PROBLEM DETAILS
Copy out the listing exactly.

SUPPLIED INFORMATION
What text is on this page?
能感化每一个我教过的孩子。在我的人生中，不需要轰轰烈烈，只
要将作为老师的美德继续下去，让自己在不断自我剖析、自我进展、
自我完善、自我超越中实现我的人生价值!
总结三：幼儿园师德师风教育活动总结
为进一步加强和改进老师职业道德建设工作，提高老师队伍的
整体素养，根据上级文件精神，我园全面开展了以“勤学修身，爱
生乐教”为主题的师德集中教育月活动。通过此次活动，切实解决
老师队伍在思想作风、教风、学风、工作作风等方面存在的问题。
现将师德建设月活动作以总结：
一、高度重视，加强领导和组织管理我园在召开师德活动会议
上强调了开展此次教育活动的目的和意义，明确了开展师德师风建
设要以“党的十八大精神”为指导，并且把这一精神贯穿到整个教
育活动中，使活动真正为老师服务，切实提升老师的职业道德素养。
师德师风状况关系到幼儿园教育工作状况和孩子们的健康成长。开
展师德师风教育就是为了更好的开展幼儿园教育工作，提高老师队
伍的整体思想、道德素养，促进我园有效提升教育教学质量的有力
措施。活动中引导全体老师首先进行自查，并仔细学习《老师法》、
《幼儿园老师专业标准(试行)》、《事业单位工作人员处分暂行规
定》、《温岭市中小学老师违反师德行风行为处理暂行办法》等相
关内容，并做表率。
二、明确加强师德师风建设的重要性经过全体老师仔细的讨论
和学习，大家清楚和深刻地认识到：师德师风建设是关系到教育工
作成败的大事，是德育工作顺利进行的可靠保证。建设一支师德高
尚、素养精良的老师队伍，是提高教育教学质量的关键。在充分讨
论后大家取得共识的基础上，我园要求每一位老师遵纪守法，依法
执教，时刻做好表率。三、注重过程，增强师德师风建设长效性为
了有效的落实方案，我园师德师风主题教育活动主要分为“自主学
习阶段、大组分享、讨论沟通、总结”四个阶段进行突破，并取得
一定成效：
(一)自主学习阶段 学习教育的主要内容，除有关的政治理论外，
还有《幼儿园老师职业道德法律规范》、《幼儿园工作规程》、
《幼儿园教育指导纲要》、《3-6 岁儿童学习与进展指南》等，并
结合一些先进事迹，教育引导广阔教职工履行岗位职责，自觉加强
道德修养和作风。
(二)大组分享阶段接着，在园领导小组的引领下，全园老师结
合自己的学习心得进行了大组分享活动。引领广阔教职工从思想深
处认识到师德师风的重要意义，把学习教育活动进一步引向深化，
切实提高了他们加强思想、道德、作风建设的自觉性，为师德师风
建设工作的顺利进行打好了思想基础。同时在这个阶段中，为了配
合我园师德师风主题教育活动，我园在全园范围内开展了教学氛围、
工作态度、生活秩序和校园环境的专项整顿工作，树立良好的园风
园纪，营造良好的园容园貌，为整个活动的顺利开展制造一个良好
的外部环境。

FINAL RESULT
What text is on this page?
能感化每一个我教过的孩子。在我的人生中，不需要轰轰烈烈，只
要将作为老师的美德继续下去，让自己在不断自我剖析、自我进展、
自我完善、自我超越中实现我的人生价值!
总结三：幼儿园师德师风教育活动总结
为进一步加强和改进老师职业道德建设工作，提高老师队伍的
整体素养，根据上级文件精神，我园全面开展了以“勤学修身，爱
生乐教”为主题的师德集中教育月活动。通过此次活动，切实解决
老师队伍在思想作风、教风、学风、工作作风等方面存在的问题。
现将师德建设月活动作以总结：
一、高度重视，加强领导和组织管理我园在召开师德活动会议
上强调了开展此次教育活动的目的和意义，明确了开展师德师风建
设要以“党的十八大精神”为指导，并且把这一精神贯穿到整个教
育活动中，使活动真正为老师服务，切实提升老师的职业道德素养。
师德师风状况关系到幼儿园教育工作状况和孩子们的健康成长。开
展师德师风教育就是为了更好的开展幼儿园教育工作，提高老师队
伍的整体思想、道德素养，促进我园有效提升教育教学质量的有力
措施。活动中引导全体老师首先进行自查，并仔细学习《老师法》、
《幼儿园老师专业标准(试行)》、《事业单位工作人员处分暂行规
定》、《温岭市中小学老师违反师德行风行为处理暂行办法》等相
关内容，并做表率。
二、明确加强师德师风建设的重要性经过全体老师仔细的讨论
和学习，大家清楚和深刻地认识到：师德师风建设是关系到教育工
作成败的大事，是德育工作顺利进行的可靠保证。建设一支师德高
尚、素养精良的老师队伍，是提高教育教学质量的关键。在充分讨
论后大家取得共识的基础上，我园要求每一位老师遵纪守法，依法
执教，时刻做好表率。三、注重过程，增强师德师风建设长效性为
了有效的落实方案，我园师德师风主题教育活动主要分为“自主学
习阶段、大组分享、讨论沟通、总结”四个阶段进行突破，并取得
一定成效：
(一)自主学习阶段 学习教育的主要内容，除有关的政治理论外，
还有《幼儿园老师职业道德法律规范》、《幼儿园工作规程》、
《幼儿园教育指导纲要》、《3-6 岁儿童学习与进展指南》等，并
结合一些先进事迹，教育引导广阔教职工履行岗位职责，自觉加强
道德修养和作风。
(二)大组分享阶段接着，在园领导小组的引领下，全园老师结
合自己的学习心得进行了大组分享活动。引领广阔教职工从思想深
处认识到师德师风的重要意义，把学习教育活动进一步引向深化，
切实提高了他们加强思想、道德、作风建设的自觉性，为师德师风
建设工作的顺利进行打好了思想基础。同时在这个阶段中，为了配
合我园师德师风主题教育活动，我园在全园范围内开展了教学氛围、
工作态度、生活秩序和校园环境的专项整顿工作，树立良好的园风
园纪，营造良好的园容园貌，为整个活动的顺利开展制造一个良好
的外部环境。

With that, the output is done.